---------- Items ----------

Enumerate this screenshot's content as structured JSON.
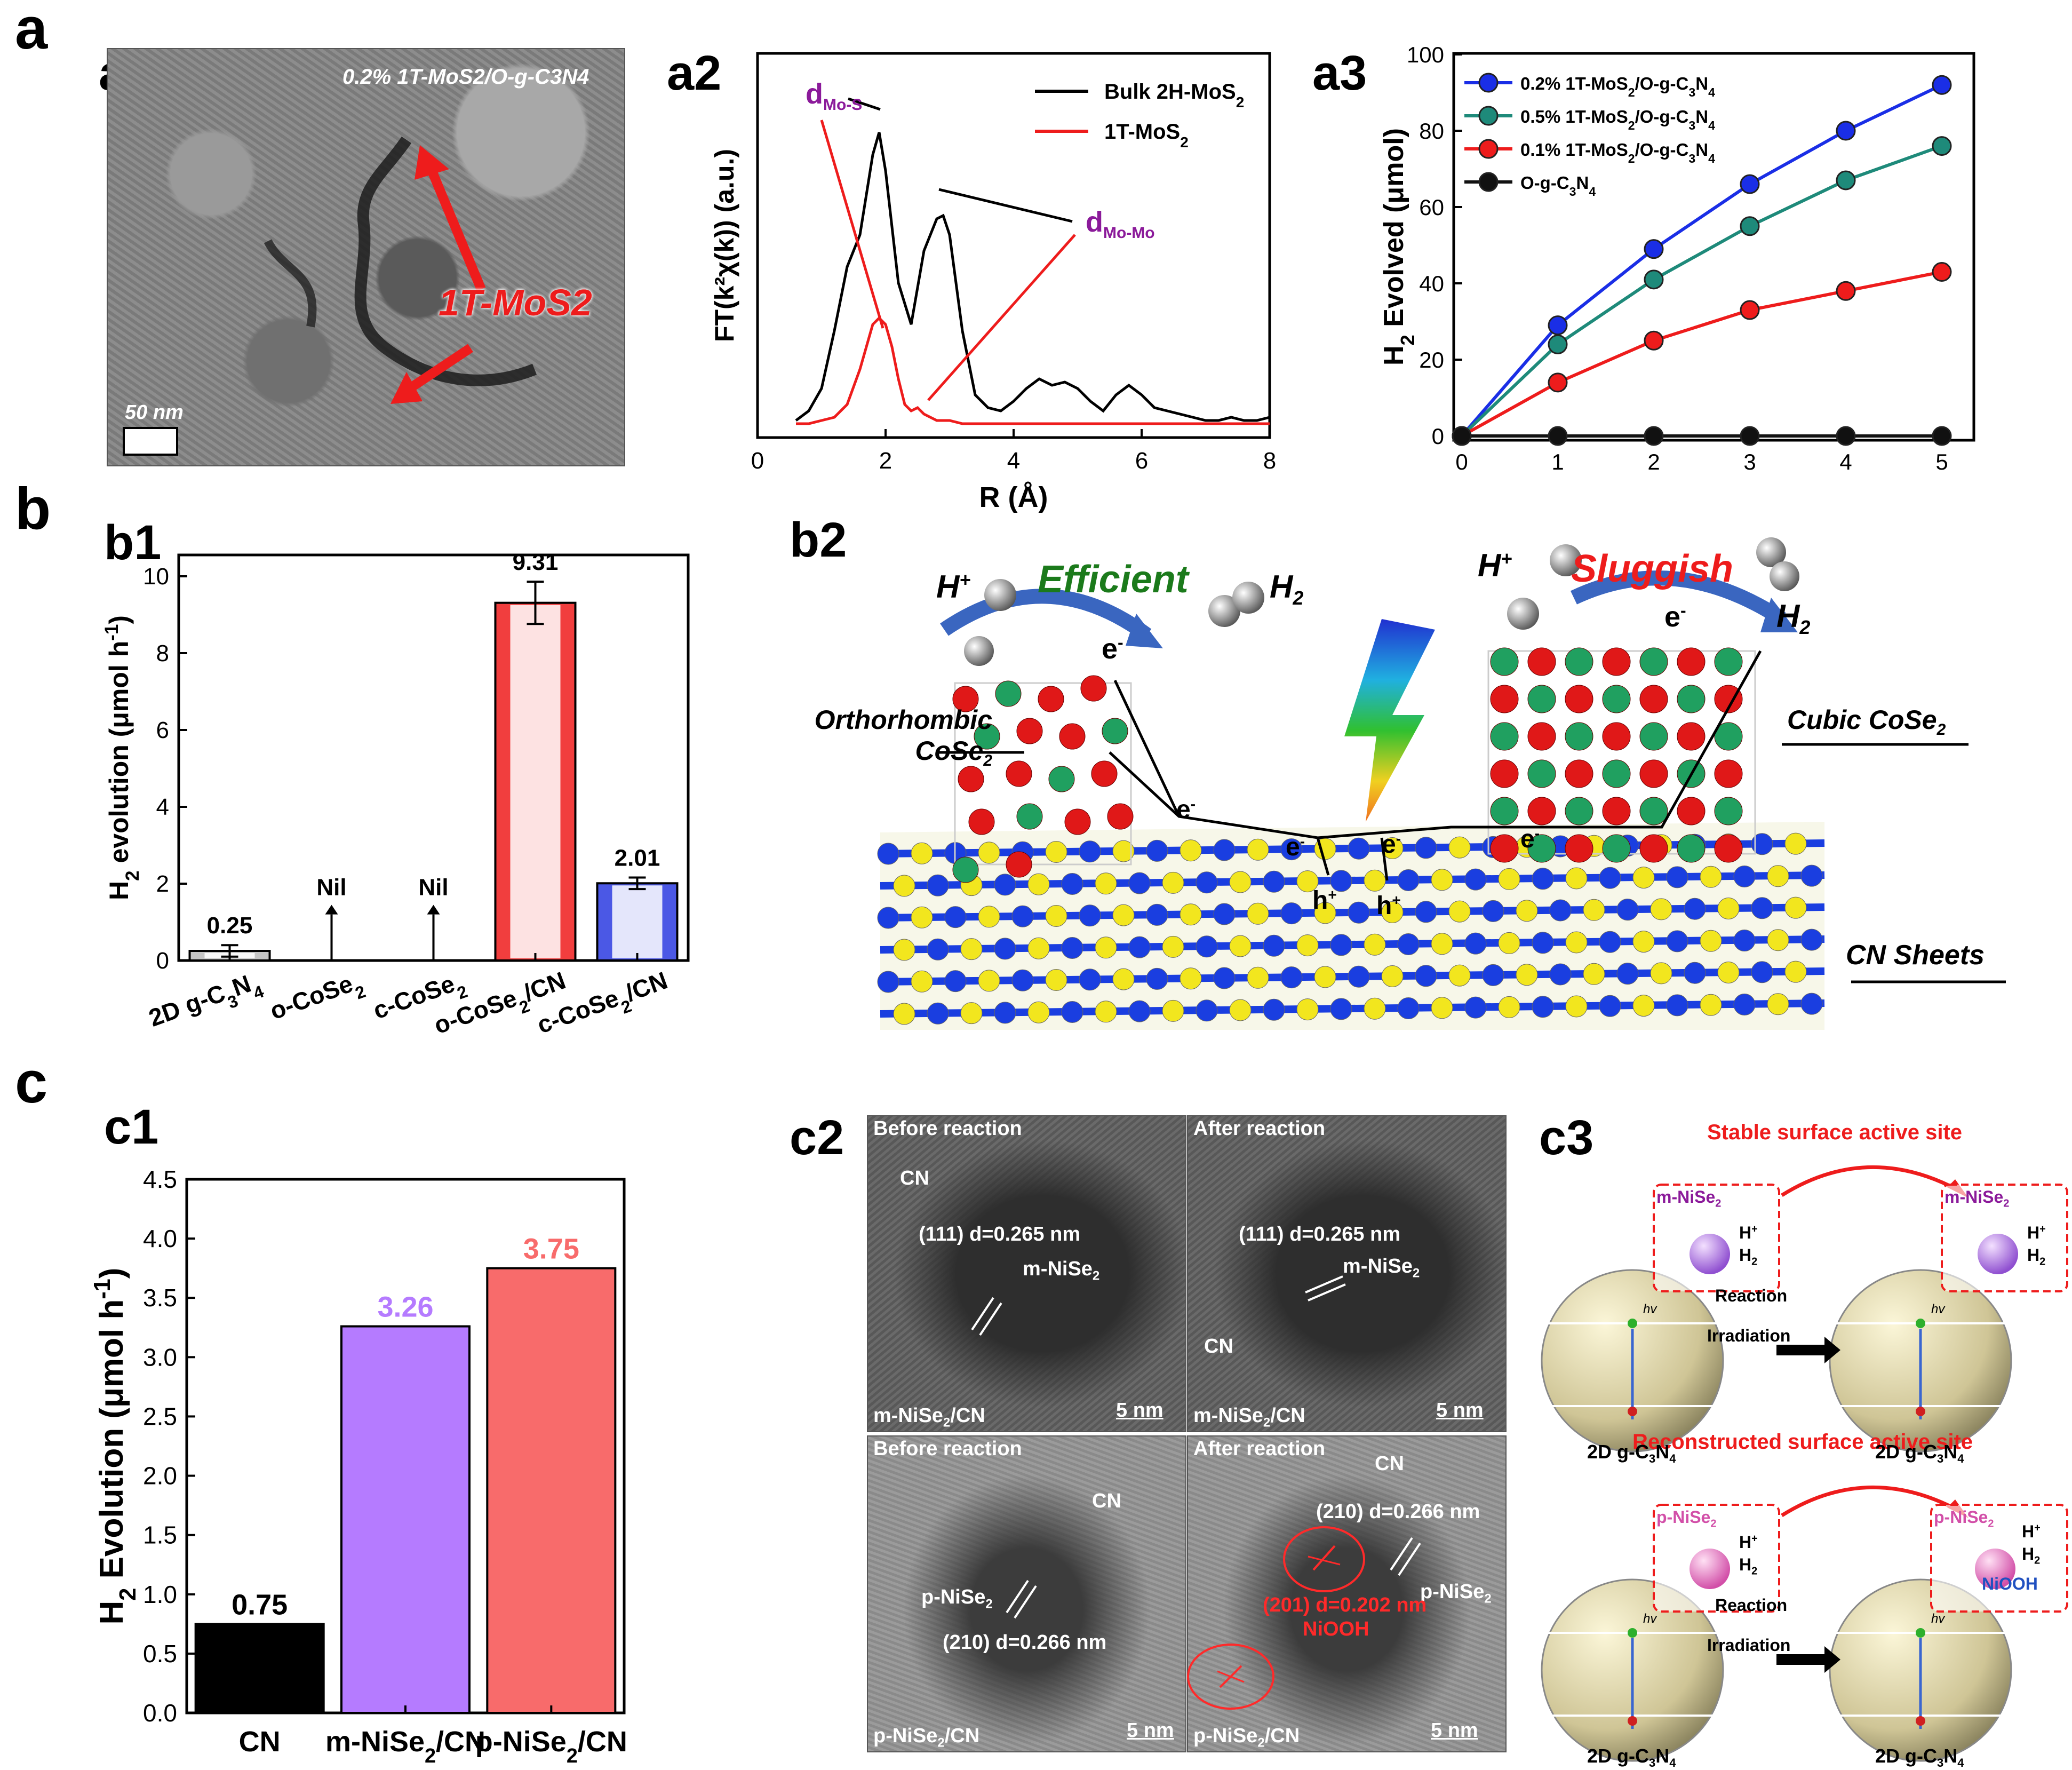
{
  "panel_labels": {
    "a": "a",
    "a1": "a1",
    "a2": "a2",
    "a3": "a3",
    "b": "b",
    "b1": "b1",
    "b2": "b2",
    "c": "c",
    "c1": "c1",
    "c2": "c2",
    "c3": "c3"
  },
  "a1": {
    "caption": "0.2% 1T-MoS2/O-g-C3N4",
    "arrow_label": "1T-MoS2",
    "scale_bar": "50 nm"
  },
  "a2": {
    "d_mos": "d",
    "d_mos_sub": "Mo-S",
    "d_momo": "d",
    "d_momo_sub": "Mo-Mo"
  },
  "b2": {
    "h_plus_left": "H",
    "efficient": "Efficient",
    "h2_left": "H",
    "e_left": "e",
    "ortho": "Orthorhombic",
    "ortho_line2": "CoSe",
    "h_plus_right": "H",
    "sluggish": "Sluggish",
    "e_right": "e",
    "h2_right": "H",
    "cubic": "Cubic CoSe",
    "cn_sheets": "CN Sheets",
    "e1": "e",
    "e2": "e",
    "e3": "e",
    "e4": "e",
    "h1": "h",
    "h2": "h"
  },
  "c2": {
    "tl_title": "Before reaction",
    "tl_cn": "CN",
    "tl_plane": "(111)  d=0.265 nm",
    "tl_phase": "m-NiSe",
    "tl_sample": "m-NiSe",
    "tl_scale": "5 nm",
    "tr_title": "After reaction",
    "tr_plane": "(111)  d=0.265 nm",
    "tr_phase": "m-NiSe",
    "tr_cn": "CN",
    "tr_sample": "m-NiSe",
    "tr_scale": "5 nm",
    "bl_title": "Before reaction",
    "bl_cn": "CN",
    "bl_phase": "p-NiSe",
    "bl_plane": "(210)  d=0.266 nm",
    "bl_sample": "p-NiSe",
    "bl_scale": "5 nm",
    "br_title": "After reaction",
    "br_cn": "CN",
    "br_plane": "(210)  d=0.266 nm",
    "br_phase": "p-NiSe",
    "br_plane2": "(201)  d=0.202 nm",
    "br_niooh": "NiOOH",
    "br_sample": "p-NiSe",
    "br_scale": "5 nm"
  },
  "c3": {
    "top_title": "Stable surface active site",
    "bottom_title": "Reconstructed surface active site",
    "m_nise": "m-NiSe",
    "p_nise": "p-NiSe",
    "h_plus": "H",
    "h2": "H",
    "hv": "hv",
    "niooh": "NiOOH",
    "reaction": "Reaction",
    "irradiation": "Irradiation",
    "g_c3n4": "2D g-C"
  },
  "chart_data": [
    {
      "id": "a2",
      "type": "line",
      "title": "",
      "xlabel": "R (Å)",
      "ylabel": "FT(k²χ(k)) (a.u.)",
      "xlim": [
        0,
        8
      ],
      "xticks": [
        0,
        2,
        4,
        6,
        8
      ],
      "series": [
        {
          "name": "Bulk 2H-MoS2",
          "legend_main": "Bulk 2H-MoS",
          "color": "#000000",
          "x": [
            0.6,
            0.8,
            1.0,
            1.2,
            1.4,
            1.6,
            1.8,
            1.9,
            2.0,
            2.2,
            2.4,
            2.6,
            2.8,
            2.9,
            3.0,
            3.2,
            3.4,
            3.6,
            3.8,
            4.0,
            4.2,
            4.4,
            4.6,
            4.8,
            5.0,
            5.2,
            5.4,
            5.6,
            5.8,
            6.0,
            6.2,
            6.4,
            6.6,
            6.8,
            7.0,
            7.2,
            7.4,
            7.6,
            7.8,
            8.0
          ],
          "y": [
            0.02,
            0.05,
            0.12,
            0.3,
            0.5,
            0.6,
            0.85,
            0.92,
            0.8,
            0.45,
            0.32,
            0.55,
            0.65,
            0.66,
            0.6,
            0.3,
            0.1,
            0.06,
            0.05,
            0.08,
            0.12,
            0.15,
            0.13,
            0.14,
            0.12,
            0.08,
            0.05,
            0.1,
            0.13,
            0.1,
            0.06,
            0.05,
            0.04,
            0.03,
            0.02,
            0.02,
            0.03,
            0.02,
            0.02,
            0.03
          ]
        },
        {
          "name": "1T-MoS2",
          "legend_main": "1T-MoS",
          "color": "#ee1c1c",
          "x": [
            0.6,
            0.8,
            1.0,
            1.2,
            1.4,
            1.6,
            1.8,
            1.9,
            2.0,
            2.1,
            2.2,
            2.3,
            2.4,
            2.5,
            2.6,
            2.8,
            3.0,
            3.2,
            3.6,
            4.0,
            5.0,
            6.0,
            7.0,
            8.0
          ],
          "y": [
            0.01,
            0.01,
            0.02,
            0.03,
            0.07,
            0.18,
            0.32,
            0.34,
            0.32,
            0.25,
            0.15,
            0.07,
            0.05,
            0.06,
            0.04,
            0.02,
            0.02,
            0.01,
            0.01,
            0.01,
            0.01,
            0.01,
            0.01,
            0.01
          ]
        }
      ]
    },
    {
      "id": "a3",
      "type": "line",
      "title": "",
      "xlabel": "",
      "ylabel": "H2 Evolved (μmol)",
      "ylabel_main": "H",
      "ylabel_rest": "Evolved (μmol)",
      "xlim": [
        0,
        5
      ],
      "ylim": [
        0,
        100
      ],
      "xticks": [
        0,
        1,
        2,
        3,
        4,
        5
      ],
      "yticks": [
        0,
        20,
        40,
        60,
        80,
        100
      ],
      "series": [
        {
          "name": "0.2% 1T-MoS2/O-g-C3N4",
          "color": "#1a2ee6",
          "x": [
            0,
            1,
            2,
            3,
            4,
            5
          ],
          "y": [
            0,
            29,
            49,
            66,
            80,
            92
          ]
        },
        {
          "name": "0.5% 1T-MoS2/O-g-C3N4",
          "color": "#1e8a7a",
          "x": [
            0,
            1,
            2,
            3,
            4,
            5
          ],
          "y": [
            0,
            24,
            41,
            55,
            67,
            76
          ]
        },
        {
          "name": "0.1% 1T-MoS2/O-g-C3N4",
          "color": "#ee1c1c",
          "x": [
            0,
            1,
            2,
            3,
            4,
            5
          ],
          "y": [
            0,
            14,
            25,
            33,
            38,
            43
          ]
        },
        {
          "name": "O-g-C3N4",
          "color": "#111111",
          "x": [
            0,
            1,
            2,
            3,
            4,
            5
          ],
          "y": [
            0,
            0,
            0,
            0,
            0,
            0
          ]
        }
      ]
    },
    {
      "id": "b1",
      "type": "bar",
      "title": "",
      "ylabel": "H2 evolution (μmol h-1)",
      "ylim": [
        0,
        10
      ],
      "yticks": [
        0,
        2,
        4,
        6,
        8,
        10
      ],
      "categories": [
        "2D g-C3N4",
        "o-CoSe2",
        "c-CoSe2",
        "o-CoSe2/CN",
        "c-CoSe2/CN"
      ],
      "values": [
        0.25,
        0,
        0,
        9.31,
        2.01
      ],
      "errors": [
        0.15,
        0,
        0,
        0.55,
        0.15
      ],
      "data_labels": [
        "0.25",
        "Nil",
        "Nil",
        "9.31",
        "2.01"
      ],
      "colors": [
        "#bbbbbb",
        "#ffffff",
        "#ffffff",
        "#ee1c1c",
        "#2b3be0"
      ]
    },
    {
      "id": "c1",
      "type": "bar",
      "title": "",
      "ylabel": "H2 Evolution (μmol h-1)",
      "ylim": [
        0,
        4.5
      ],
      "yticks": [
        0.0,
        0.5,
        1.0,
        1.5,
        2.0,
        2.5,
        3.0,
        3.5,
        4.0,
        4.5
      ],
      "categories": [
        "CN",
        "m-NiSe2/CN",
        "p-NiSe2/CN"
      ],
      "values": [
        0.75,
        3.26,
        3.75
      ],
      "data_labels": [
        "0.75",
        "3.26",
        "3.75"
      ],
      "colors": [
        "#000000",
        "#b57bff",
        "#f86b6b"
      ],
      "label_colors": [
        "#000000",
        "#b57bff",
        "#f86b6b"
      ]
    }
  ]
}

----------

▶ **Task instructions**:
Say only how many lines in the records carry the word "reaction".

▶ **Correct result**:
5